--- Start Material supplied ---

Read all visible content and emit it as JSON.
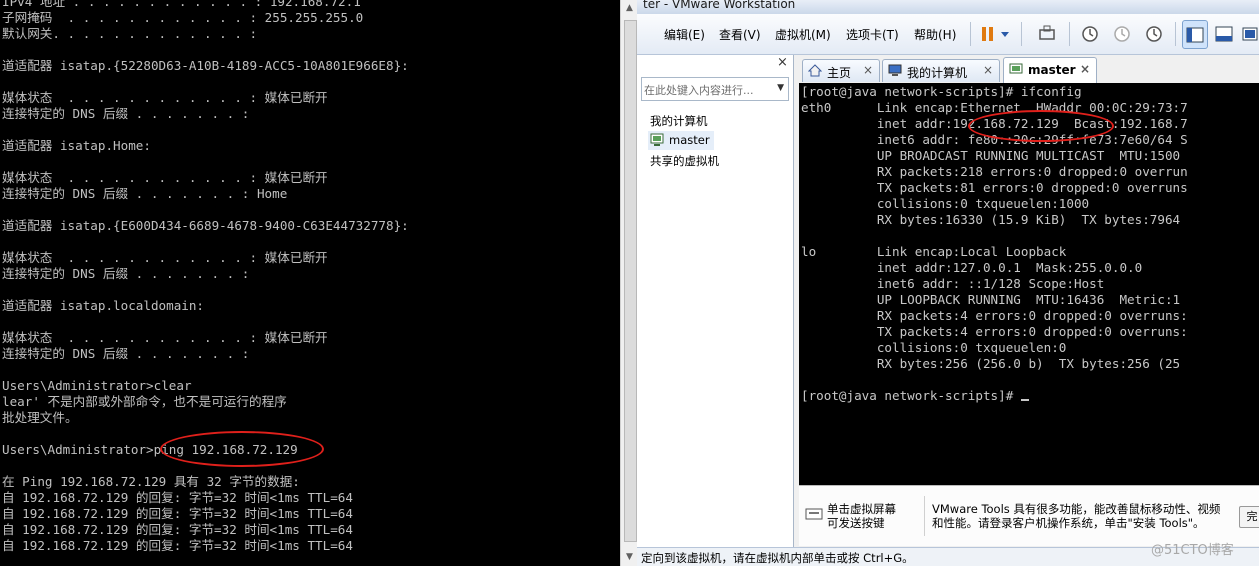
{
  "cmd_window": {
    "lines": [
      "IPv4 地址 . . . . . . . . . . . . : 192.168.72.1",
      "子网掩码  . . . . . . . . . . . . : 255.255.255.0",
      "默认网关. . . . . . . . . . . . . :",
      "",
      "道适配器 isatap.{52280D63-A10B-4189-ACC5-10A801E966E8}:",
      "",
      "媒体状态  . . . . . . . . . . . . : 媒体已断开",
      "连接特定的 DNS 后缀 . . . . . . . :",
      "",
      "道适配器 isatap.Home:",
      "",
      "媒体状态  . . . . . . . . . . . . : 媒体已断开",
      "连接特定的 DNS 后缀 . . . . . . . : Home",
      "",
      "道适配器 isatap.{E600D434-6689-4678-9400-C63E44732778}:",
      "",
      "媒体状态  . . . . . . . . . . . . : 媒体已断开",
      "连接特定的 DNS 后缀 . . . . . . . :",
      "",
      "道适配器 isatap.localdomain:",
      "",
      "媒体状态  . . . . . . . . . . . . : 媒体已断开",
      "连接特定的 DNS 后缀 . . . . . . . :",
      "",
      "Users\\Administrator>clear",
      "lear' 不是内部或外部命令，也不是可运行的程序",
      "批处理文件。",
      "",
      "Users\\Administrator>ping 192.168.72.129",
      "",
      "在 Ping 192.168.72.129 具有 32 字节的数据:",
      "自 192.168.72.129 的回复: 字节=32 时间<1ms TTL=64",
      "自 192.168.72.129 的回复: 字节=32 时间<1ms TTL=64",
      "自 192.168.72.129 的回复: 字节=32 时间<1ms TTL=64",
      "自 192.168.72.129 的回复: 字节=32 时间<1ms TTL=64"
    ]
  },
  "vmware": {
    "title": "ter - VMware Workstation",
    "menu": [
      "编辑(E)",
      "查看(V)",
      "虚拟机(M)",
      "选项卡(T)",
      "帮助(H)"
    ],
    "library": {
      "close": "×",
      "search_placeholder": "在此处键入内容进行...",
      "items": [
        "我的计算机",
        "master",
        "共享的虚拟机"
      ]
    },
    "tabs": [
      {
        "label": "主页"
      },
      {
        "label": "我的计算机"
      },
      {
        "label": "master"
      }
    ],
    "console_lines": [
      "[root@java network-scripts]# ifconfig",
      "eth0      Link encap:Ethernet  HWaddr 00:0C:29:73:7",
      "          inet addr:192.168.72.129  Bcast:192.168.7",
      "          inet6 addr: fe80::20c:29ff:fe73:7e60/64 S",
      "          UP BROADCAST RUNNING MULTICAST  MTU:1500",
      "          RX packets:218 errors:0 dropped:0 overrun",
      "          TX packets:81 errors:0 dropped:0 overruns",
      "          collisions:0 txqueuelen:1000",
      "          RX bytes:16330 (15.9 KiB)  TX bytes:7964",
      "",
      "lo        Link encap:Local Loopback",
      "          inet addr:127.0.0.1  Mask:255.0.0.0",
      "          inet6 addr: ::1/128 Scope:Host",
      "          UP LOOPBACK RUNNING  MTU:16436  Metric:1",
      "          RX packets:4 errors:0 dropped:0 overruns:",
      "          TX packets:4 errors:0 dropped:0 overruns:",
      "          collisions:0 txqueuelen:0",
      "          RX bytes:256 (256.0 b)  TX bytes:256 (25",
      "",
      "[root@java network-scripts]# "
    ],
    "notification": {
      "left_text": "单击虚拟屏幕\n可发送按键",
      "right_text": "VMware Tools 具有很多功能，能改善鼠标移动性、视频\n和性能。请登录客户机操作系统，单击\"安装 Tools\"。",
      "button_label": "完"
    },
    "status_text": "定向到该虚拟机，请在虚拟机内部单击或按 Ctrl+G。"
  },
  "watermark": "@51CTO博客",
  "colors": {
    "annotation_red": "#e0201b",
    "console_bg": "#000000",
    "console_text": "#c8c8c8"
  }
}
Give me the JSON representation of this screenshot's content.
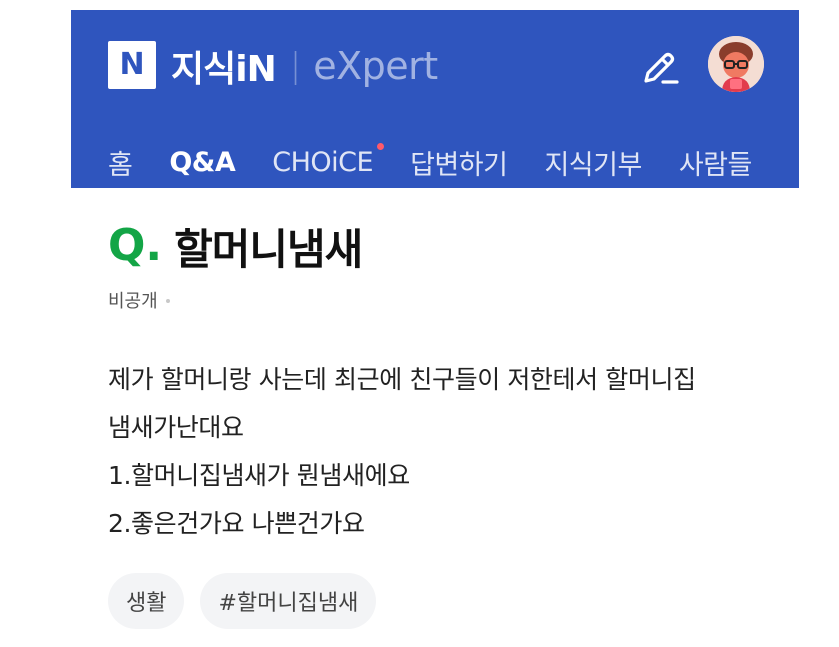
{
  "header": {
    "logo_letter": "N",
    "brand_name": "지식iN",
    "brand_separator": "|",
    "brand_sub": "eXpert",
    "colors": {
      "background": "#2f55be",
      "notification_dot": "#ff5a6b"
    }
  },
  "icons": {
    "write": "pencil-icon",
    "profile": "avatar"
  },
  "nav": {
    "items": [
      {
        "label": "홈",
        "active": false
      },
      {
        "label": "Q&A",
        "active": true
      },
      {
        "label": "CHOiCE",
        "active": false,
        "badge": true
      },
      {
        "label": "답변하기",
        "active": false
      },
      {
        "label": "지식기부",
        "active": false
      },
      {
        "label": "사람들",
        "active": false
      }
    ]
  },
  "question": {
    "marker": "Q",
    "marker_dot": ".",
    "title": "할머니냄새",
    "author": "비공개",
    "body_lines": [
      "제가 할머니랑 사는데 최근에 친구들이 저한테서 할머니집",
      "냄새가난대요",
      "1.할머니집냄새가 뭔냄새에요",
      "2.좋은건가요 나쁜건가요"
    ],
    "accent_color": "#13a546"
  },
  "tags": [
    {
      "label": "생활"
    },
    {
      "label": "#할머니집냄새"
    }
  ]
}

--- End Material supplied ---

Your objective | Write out the listing above again, exactly, but with no pictures in the copy.

The result |
Read all visible content and emit it as JSON.
{
  "cmd_window": {
    "lines": [
      "IPv4 地址 . . . . . . . . . . . . : 192.168.72.1",
      "子网掩码  . . . . . . . . . . . . : 255.255.255.0",
      "默认网关. . . . . . . . . . . . . :",
      "",
      "道适配器 isatap.{52280D63-A10B-4189-ACC5-10A801E966E8}:",
      "",
      "媒体状态  . . . . . . . . . . . . : 媒体已断开",
      "连接特定的 DNS 后缀 . . . . . . . :",
      "",
      "道适配器 isatap.Home:",
      "",
      "媒体状态  . . . . . . . . . . . . : 媒体已断开",
      "连接特定的 DNS 后缀 . . . . . . . : Home",
      "",
      "道适配器 isatap.{E600D434-6689-4678-9400-C63E44732778}:",
      "",
      "媒体状态  . . . . . . . . . . . . : 媒体已断开",
      "连接特定的 DNS 后缀 . . . . . . . :",
      "",
      "道适配器 isatap.localdomain:",
      "",
      "媒体状态  . . . . . . . . . . . . : 媒体已断开",
      "连接特定的 DNS 后缀 . . . . . . . :",
      "",
      "Users\\Administrator>clear",
      "lear' 不是内部或外部命令，也不是可运行的程序",
      "批处理文件。",
      "",
      "Users\\Administrator>ping 192.168.72.129",
      "",
      "在 Ping 192.168.72.129 具有 32 字节的数据:",
      "自 192.168.72.129 的回复: 字节=32 时间<1ms TTL=64",
      "自 192.168.72.129 的回复: 字节=32 时间<1ms TTL=64",
      "自 192.168.72.129 的回复: 字节=32 时间<1ms TTL=64",
      "自 192.168.72.129 的回复: 字节=32 时间<1ms TTL=64"
    ]
  },
  "vmware": {
    "title": "ter - VMware Workstation",
    "menu": [
      "编辑(E)",
      "查看(V)",
      "虚拟机(M)",
      "选项卡(T)",
      "帮助(H)"
    ],
    "library": {
      "close": "×",
      "search_placeholder": "在此处键入内容进行...",
      "items": [
        "我的计算机",
        "master",
        "共享的虚拟机"
      ]
    },
    "tabs": [
      {
        "label": "主页"
      },
      {
        "label": "我的计算机"
      },
      {
        "label": "master"
      }
    ],
    "console_lines": [
      "[root@java network-scripts]# ifconfig",
      "eth0      Link encap:Ethernet  HWaddr 00:0C:29:73:7",
      "          inet addr:192.168.72.129  Bcast:192.168.7",
      "          inet6 addr: fe80::20c:29ff:fe73:7e60/64 S",
      "          UP BROADCAST RUNNING MULTICAST  MTU:1500",
      "          RX packets:218 errors:0 dropped:0 overrun",
      "          TX packets:81 errors:0 dropped:0 overruns",
      "          collisions:0 txqueuelen:1000",
      "          RX bytes:16330 (15.9 KiB)  TX bytes:7964",
      "",
      "lo        Link encap:Local Loopback",
      "          inet addr:127.0.0.1  Mask:255.0.0.0",
      "          inet6 addr: ::1/128 Scope:Host",
      "          UP LOOPBACK RUNNING  MTU:16436  Metric:1",
      "          RX packets:4 errors:0 dropped:0 overruns:",
      "          TX packets:4 errors:0 dropped:0 overruns:",
      "          collisions:0 txqueuelen:0",
      "          RX bytes:256 (256.0 b)  TX bytes:256 (25",
      "",
      "[root@java network-scripts]# "
    ],
    "notification": {
      "left_text": "单击虚拟屏幕\n可发送按键",
      "right_text": "VMware Tools 具有很多功能，能改善鼠标移动性、视频\n和性能。请登录客户机操作系统，单击\"安装 Tools\"。",
      "button_label": "完"
    },
    "status_text": "定向到该虚拟机，请在虚拟机内部单击或按 Ctrl+G。"
  },
  "watermark": "@51CTO博客",
  "colors": {
    "annotation_red": "#e0201b",
    "console_bg": "#000000",
    "console_text": "#c8c8c8"
  }
}
Give me the JSON representation of this screenshot's content.
{
  "header": {
    "logo_letter": "N",
    "brand_name": "지식iN",
    "brand_separator": "|",
    "brand_sub": "eXpert",
    "colors": {
      "background": "#2f55be",
      "notification_dot": "#ff5a6b"
    }
  },
  "icons": {
    "write": "pencil-icon",
    "profile": "avatar"
  },
  "nav": {
    "items": [
      {
        "label": "홈",
        "active": false
      },
      {
        "label": "Q&A",
        "active": true
      },
      {
        "label": "CHOiCE",
        "active": false,
        "badge": true
      },
      {
        "label": "답변하기",
        "active": false
      },
      {
        "label": "지식기부",
        "active": false
      },
      {
        "label": "사람들",
        "active": false
      }
    ]
  },
  "question": {
    "marker": "Q",
    "marker_dot": ".",
    "title": "할머니냄새",
    "author": "비공개",
    "body_lines": [
      "제가 할머니랑 사는데 최근에 친구들이 저한테서 할머니집",
      "냄새가난대요",
      "1.할머니집냄새가 뭔냄새에요",
      "2.좋은건가요 나쁜건가요"
    ],
    "accent_color": "#13a546"
  },
  "tags": [
    {
      "label": "생활"
    },
    {
      "label": "#할머니집냄새"
    }
  ]
}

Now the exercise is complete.